Aim:
Copy out each line of the material in which the word "JSON" appears.
-- BEGIN Listed records --
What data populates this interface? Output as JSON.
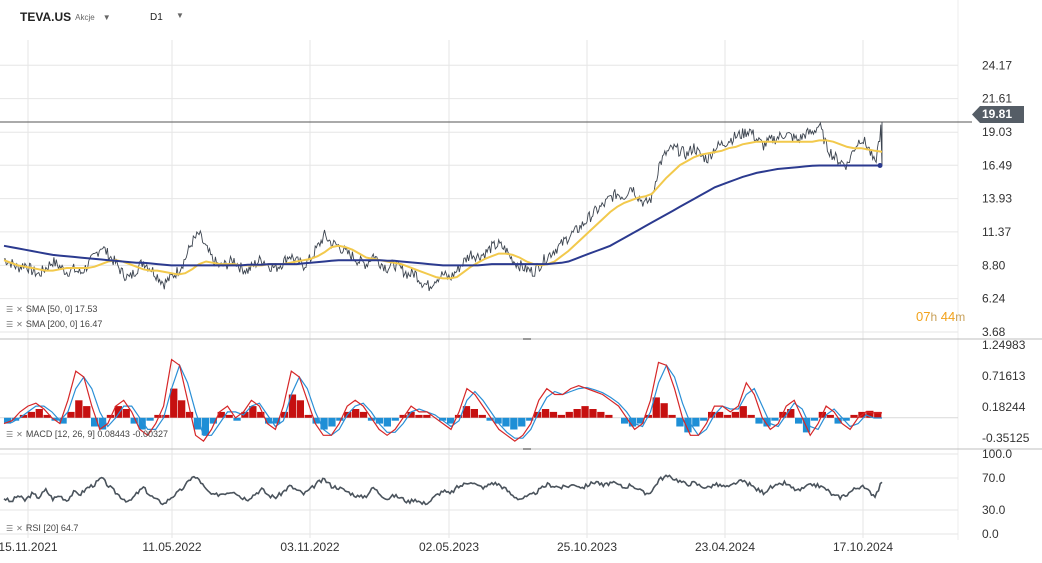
{
  "header": {
    "symbol": "TEVA.US",
    "asset_type": "Akcje",
    "timeframe": "D1",
    "symbol_dropdown_icon": "caret-down-icon",
    "timeframe_dropdown_icon": "caret-down-icon"
  },
  "current_price": "19.81",
  "countdown": {
    "hours": "07",
    "h": "h",
    "minutes": "44",
    "m": "m"
  },
  "legends": {
    "sma50": "SMA [50, 0] 17.53",
    "sma200": "SMA [200, 0] 16.47",
    "macd": "MACD [12, 26, 9] 0.08443 -0.00327",
    "rsi": "RSI [20] 64.7"
  },
  "colors": {
    "price": "#3d4550",
    "sma50": "#f2c94c",
    "sma200": "#2b3a8f",
    "macd_line": "#d62728",
    "signal_line": "#2a8fd6",
    "hist_pos": "#c61010",
    "hist_neg": "#1e8fd6",
    "rsi": "#4a535c",
    "grid": "#e6e6e6",
    "tag": "#555d66",
    "timer": "#f2a21b"
  },
  "chart_data": [
    {
      "type": "line",
      "name": "price",
      "x_labels": [
        "15.11.2021",
        "11.05.2022",
        "03.11.2022",
        "02.05.2023",
        "25.10.2023",
        "23.04.2024",
        "17.10.2024"
      ],
      "y_ticks": [
        "24.17",
        "21.61",
        "19.03",
        "16.49",
        "13.93",
        "11.37",
        "8.80",
        "6.24",
        "3.68"
      ],
      "ylim": [
        3.68,
        25.5
      ],
      "last_price": 19.81,
      "series": [
        {
          "name": "close",
          "values": [
            9.3,
            9.0,
            8.6,
            8.9,
            8.4,
            8.1,
            8.6,
            9.1,
            8.7,
            8.3,
            8.5,
            8.2,
            8.8,
            9.5,
            10.3,
            9.6,
            9.0,
            8.2,
            7.8,
            8.5,
            9.1,
            8.6,
            8.0,
            7.4,
            7.9,
            8.4,
            9.3,
            10.6,
            11.2,
            10.1,
            9.2,
            8.7,
            8.9,
            9.2,
            8.6,
            8.4,
            8.9,
            9.3,
            8.8,
            8.6,
            9.0,
            9.6,
            9.1,
            8.8,
            9.3,
            10.2,
            11.1,
            10.5,
            10.3,
            9.8,
            9.5,
            9.1,
            8.9,
            9.6,
            9.0,
            8.6,
            8.9,
            8.5,
            8.1,
            8.2,
            7.5,
            7.2,
            7.8,
            8.1,
            7.8,
            8.4,
            9.1,
            9.7,
            9.5,
            9.7,
            10.2,
            10.4,
            10.0,
            9.2,
            8.8,
            8.5,
            8.3,
            8.9,
            9.5,
            10.0,
            10.4,
            11.0,
            11.4,
            11.9,
            12.5,
            13.0,
            13.4,
            14.0,
            14.3,
            14.1,
            14.9,
            14.1,
            13.5,
            14.0,
            16.5,
            17.4,
            17.8,
            17.6,
            17.3,
            17.9,
            17.2,
            17.0,
            17.8,
            18.1,
            18.4,
            18.7,
            18.9,
            19.2,
            18.5,
            18.0,
            18.4,
            18.6,
            18.9,
            18.7,
            18.4,
            18.9,
            19.0,
            19.6,
            18.0,
            17.2,
            16.8,
            16.5,
            17.8,
            18.6,
            17.9,
            16.5,
            19.81
          ]
        },
        {
          "name": "SMA 50",
          "values": [
            9.2,
            9.0,
            8.8,
            8.7,
            8.6,
            8.5,
            8.4,
            8.4,
            8.5,
            8.6,
            8.6,
            8.6,
            8.6,
            8.7,
            8.9,
            9.1,
            9.2,
            9.1,
            8.9,
            8.7,
            8.5,
            8.4,
            8.4,
            8.3,
            8.2,
            8.1,
            8.2,
            8.5,
            8.9,
            9.1,
            9.0,
            8.9,
            8.9,
            8.9,
            8.8,
            8.8,
            8.8,
            8.8,
            8.9,
            8.9,
            8.9,
            9.0,
            9.1,
            9.2,
            9.3,
            9.5,
            9.8,
            10.2,
            10.3,
            10.2,
            10.0,
            9.7,
            9.4,
            9.3,
            9.2,
            9.1,
            9.0,
            8.9,
            8.7,
            8.5,
            8.3,
            8.1,
            7.9,
            7.8,
            7.8,
            7.9,
            8.3,
            8.7,
            9.0,
            9.3,
            9.5,
            9.7,
            9.7,
            9.6,
            9.4,
            9.1,
            8.9,
            8.8,
            8.9,
            9.1,
            9.5,
            9.9,
            10.4,
            10.9,
            11.4,
            11.9,
            12.4,
            12.9,
            13.3,
            13.6,
            13.8,
            14.0,
            14.1,
            14.3,
            14.9,
            15.5,
            16.0,
            16.5,
            16.8,
            17.1,
            17.3,
            17.4,
            17.5,
            17.6,
            17.8,
            17.9,
            18.1,
            18.2,
            18.3,
            18.3,
            18.3,
            18.3,
            18.3,
            18.3,
            18.3,
            18.3,
            18.3,
            18.4,
            18.4,
            18.3,
            18.1,
            17.9,
            17.8,
            17.8,
            17.7,
            17.6,
            17.53
          ]
        },
        {
          "name": "SMA 200",
          "values": [
            10.3,
            10.2,
            10.1,
            10.0,
            9.9,
            9.8,
            9.7,
            9.6,
            9.55,
            9.5,
            9.45,
            9.4,
            9.35,
            9.3,
            9.25,
            9.2,
            9.15,
            9.1,
            9.05,
            9.0,
            9.0,
            8.95,
            8.9,
            8.85,
            8.8,
            8.8,
            8.8,
            8.8,
            8.8,
            8.8,
            8.8,
            8.8,
            8.8,
            8.8,
            8.8,
            8.85,
            8.85,
            8.85,
            8.9,
            8.9,
            8.9,
            8.9,
            8.9,
            8.95,
            9.0,
            9.05,
            9.1,
            9.15,
            9.2,
            9.2,
            9.2,
            9.2,
            9.2,
            9.2,
            9.2,
            9.15,
            9.15,
            9.1,
            9.05,
            9.0,
            8.95,
            8.9,
            8.85,
            8.8,
            8.8,
            8.8,
            8.8,
            8.8,
            8.8,
            8.85,
            8.9,
            8.9,
            8.9,
            8.9,
            8.9,
            8.9,
            8.9,
            8.9,
            8.9,
            8.95,
            9.0,
            9.1,
            9.3,
            9.5,
            9.7,
            9.9,
            10.1,
            10.3,
            10.6,
            10.9,
            11.2,
            11.5,
            11.8,
            12.1,
            12.4,
            12.7,
            13.0,
            13.3,
            13.6,
            13.9,
            14.2,
            14.5,
            14.8,
            15.0,
            15.2,
            15.4,
            15.6,
            15.75,
            15.9,
            16.0,
            16.1,
            16.2,
            16.25,
            16.3,
            16.35,
            16.4,
            16.45,
            16.47,
            16.47,
            16.47,
            16.47,
            16.47,
            16.47,
            16.47,
            16.47,
            16.47,
            16.47
          ]
        }
      ]
    },
    {
      "type": "bar",
      "name": "MACD",
      "y_ticks": [
        "1.24983",
        "0.71613",
        "0.18244",
        "-0.35125"
      ],
      "ylim": [
        -0.45,
        1.3
      ],
      "series": [
        {
          "name": "histogram",
          "values": [
            -0.1,
            -0.05,
            0.05,
            0.1,
            0.15,
            0.05,
            -0.05,
            -0.1,
            0.1,
            0.3,
            0.2,
            -0.15,
            -0.2,
            0.05,
            0.2,
            0.15,
            -0.1,
            -0.2,
            -0.05,
            0.05,
            0.05,
            0.5,
            0.3,
            0.1,
            -0.2,
            -0.3,
            -0.1,
            0.1,
            0.05,
            -0.05,
            0.1,
            0.2,
            0.1,
            -0.1,
            -0.1,
            0.1,
            0.4,
            0.3,
            0.05,
            -0.1,
            -0.2,
            -0.15,
            -0.05,
            0.1,
            0.15,
            0.1,
            -0.05,
            -0.1,
            -0.15,
            -0.05,
            0.05,
            0.1,
            0.05,
            0.05,
            0.0,
            -0.05,
            -0.1,
            0.05,
            0.2,
            0.15,
            0.05,
            -0.05,
            -0.1,
            -0.15,
            -0.2,
            -0.15,
            -0.05,
            0.1,
            0.15,
            0.1,
            0.05,
            0.1,
            0.15,
            0.2,
            0.15,
            0.1,
            0.05,
            0.0,
            -0.1,
            -0.15,
            -0.1,
            0.05,
            0.35,
            0.25,
            0.05,
            -0.15,
            -0.25,
            -0.15,
            -0.05,
            0.1,
            0.1,
            0.05,
            0.1,
            0.2,
            0.05,
            -0.1,
            -0.15,
            -0.05,
            0.1,
            0.15,
            -0.1,
            -0.25,
            -0.05,
            0.1,
            0.05,
            -0.1,
            -0.05,
            0.05,
            0.1,
            0.12,
            0.1
          ]
        },
        {
          "name": "MACD line",
          "values": [
            -0.1,
            -0.05,
            0.1,
            0.2,
            0.25,
            0.15,
            0.0,
            -0.1,
            0.3,
            0.8,
            0.7,
            0.2,
            -0.2,
            -0.1,
            0.2,
            0.3,
            0.1,
            -0.2,
            -0.3,
            -0.1,
            0.2,
            1.0,
            0.9,
            0.3,
            -0.3,
            -0.4,
            -0.2,
            0.1,
            0.2,
            0.0,
            0.1,
            0.3,
            0.2,
            -0.1,
            -0.2,
            0.2,
            0.8,
            0.7,
            0.3,
            -0.1,
            -0.3,
            -0.3,
            -0.1,
            0.2,
            0.3,
            0.2,
            0.0,
            -0.2,
            -0.3,
            -0.2,
            0.0,
            0.2,
            0.1,
            0.1,
            0.0,
            -0.1,
            -0.2,
            0.1,
            0.5,
            0.4,
            0.2,
            0.0,
            -0.2,
            -0.3,
            -0.4,
            -0.3,
            -0.1,
            0.3,
            0.5,
            0.4,
            0.4,
            0.5,
            0.55,
            0.5,
            0.45,
            0.4,
            0.3,
            0.2,
            0.0,
            -0.2,
            -0.1,
            0.3,
            0.95,
            0.9,
            0.5,
            0.0,
            -0.3,
            -0.3,
            -0.1,
            0.2,
            0.2,
            0.1,
            0.2,
            0.6,
            0.4,
            0.0,
            -0.2,
            -0.1,
            0.2,
            0.3,
            0.0,
            -0.3,
            -0.1,
            0.2,
            0.1,
            -0.1,
            -0.2,
            0.0,
            0.1,
            0.08443,
            0.08443
          ]
        },
        {
          "name": "Signal line",
          "values": [
            -0.05,
            -0.08,
            0.0,
            0.1,
            0.2,
            0.2,
            0.1,
            -0.05,
            0.1,
            0.5,
            0.7,
            0.5,
            0.1,
            -0.15,
            0.0,
            0.2,
            0.2,
            0.0,
            -0.2,
            -0.2,
            0.0,
            0.5,
            0.9,
            0.6,
            0.1,
            -0.3,
            -0.3,
            -0.1,
            0.1,
            0.1,
            0.05,
            0.2,
            0.25,
            0.05,
            -0.15,
            -0.05,
            0.4,
            0.7,
            0.5,
            0.1,
            -0.2,
            -0.3,
            -0.2,
            0.05,
            0.2,
            0.25,
            0.1,
            -0.1,
            -0.25,
            -0.25,
            -0.1,
            0.1,
            0.15,
            0.1,
            0.05,
            -0.05,
            -0.15,
            -0.05,
            0.3,
            0.45,
            0.3,
            0.1,
            -0.1,
            -0.25,
            -0.35,
            -0.35,
            -0.2,
            0.1,
            0.35,
            0.45,
            0.4,
            0.45,
            0.5,
            0.52,
            0.48,
            0.43,
            0.35,
            0.25,
            0.1,
            -0.1,
            -0.15,
            0.1,
            0.6,
            0.9,
            0.7,
            0.25,
            -0.1,
            -0.3,
            -0.2,
            0.05,
            0.2,
            0.15,
            0.15,
            0.4,
            0.5,
            0.2,
            -0.1,
            -0.15,
            0.05,
            0.25,
            0.15,
            -0.15,
            -0.2,
            0.05,
            0.15,
            0.0,
            -0.15,
            -0.1,
            0.05,
            -0.00327,
            -0.00327
          ]
        }
      ]
    },
    {
      "type": "line",
      "name": "RSI",
      "y_ticks": [
        "100.0",
        "70.0",
        "30.0",
        "0.0"
      ],
      "ylim": [
        0,
        100
      ],
      "series": [
        {
          "name": "RSI 20",
          "values": [
            45,
            40,
            48,
            42,
            50,
            46,
            55,
            44,
            48,
            42,
            52,
            50,
            58,
            62,
            70,
            60,
            52,
            45,
            40,
            50,
            58,
            48,
            42,
            38,
            46,
            52,
            60,
            72,
            68,
            55,
            48,
            50,
            52,
            54,
            46,
            44,
            50,
            56,
            48,
            46,
            52,
            60,
            55,
            50,
            56,
            64,
            68,
            60,
            58,
            54,
            50,
            46,
            48,
            58,
            50,
            44,
            48,
            45,
            40,
            44,
            38,
            40,
            48,
            54,
            50,
            58,
            62,
            66,
            60,
            58,
            64,
            62,
            56,
            48,
            44,
            46,
            50,
            56,
            62,
            60,
            58,
            60,
            62,
            58,
            62,
            66,
            60,
            64,
            62,
            58,
            62,
            56,
            50,
            54,
            68,
            72,
            70,
            66,
            62,
            64,
            60,
            58,
            62,
            60,
            58,
            64,
            66,
            62,
            56,
            52,
            58,
            60,
            64,
            58,
            54,
            58,
            62,
            60,
            56,
            48,
            46,
            50,
            56,
            60,
            54,
            48,
            64.7
          ]
        }
      ]
    }
  ]
}
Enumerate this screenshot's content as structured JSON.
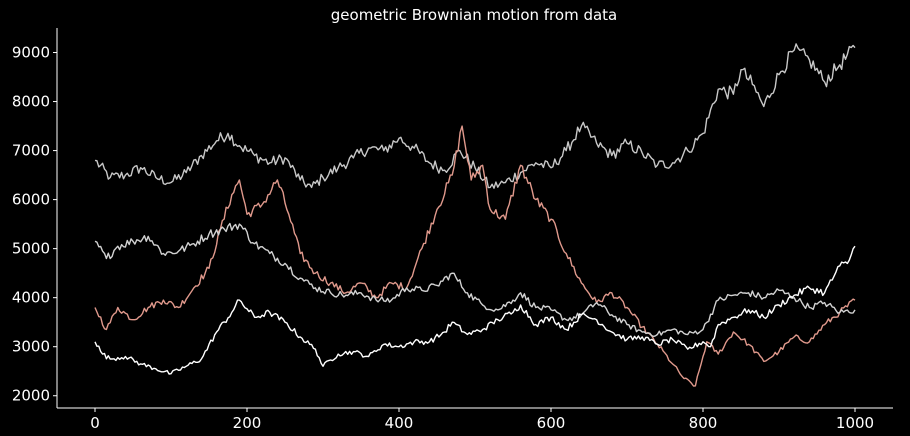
-- END Listed records --
Answer to this problem:
What data populates this interface? Output as JSON.
Enumerate this screenshot's content as structured JSON.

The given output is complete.